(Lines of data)
--------

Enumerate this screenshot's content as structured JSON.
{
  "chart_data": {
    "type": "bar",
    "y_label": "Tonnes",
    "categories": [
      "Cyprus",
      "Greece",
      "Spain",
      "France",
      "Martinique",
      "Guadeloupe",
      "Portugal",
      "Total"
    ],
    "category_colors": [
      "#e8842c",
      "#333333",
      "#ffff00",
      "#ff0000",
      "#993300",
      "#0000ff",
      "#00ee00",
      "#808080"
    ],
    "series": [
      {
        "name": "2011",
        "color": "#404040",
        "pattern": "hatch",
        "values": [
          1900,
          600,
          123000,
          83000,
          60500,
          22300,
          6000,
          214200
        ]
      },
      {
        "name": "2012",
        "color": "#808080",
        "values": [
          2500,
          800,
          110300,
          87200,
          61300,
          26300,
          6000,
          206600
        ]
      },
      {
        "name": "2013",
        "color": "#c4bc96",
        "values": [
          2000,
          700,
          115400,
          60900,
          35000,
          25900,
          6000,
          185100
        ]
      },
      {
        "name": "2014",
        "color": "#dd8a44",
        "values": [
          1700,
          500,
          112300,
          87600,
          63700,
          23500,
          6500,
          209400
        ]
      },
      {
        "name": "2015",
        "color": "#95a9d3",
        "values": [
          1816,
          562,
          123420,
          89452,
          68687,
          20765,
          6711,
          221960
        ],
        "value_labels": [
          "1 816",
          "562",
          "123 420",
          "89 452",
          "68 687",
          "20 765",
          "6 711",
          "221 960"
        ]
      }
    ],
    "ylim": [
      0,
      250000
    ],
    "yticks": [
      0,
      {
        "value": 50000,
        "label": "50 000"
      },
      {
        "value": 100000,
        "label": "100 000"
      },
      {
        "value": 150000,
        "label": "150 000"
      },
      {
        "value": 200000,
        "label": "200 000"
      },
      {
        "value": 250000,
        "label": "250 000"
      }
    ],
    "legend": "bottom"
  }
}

--------

> [Stated problem]
Copy each line of the data above that holds "name".

> [Written solution]
        "name": "2011",
        "name": "2012",
        "name": "2013",
        "name": "2014",
        "name": "2015",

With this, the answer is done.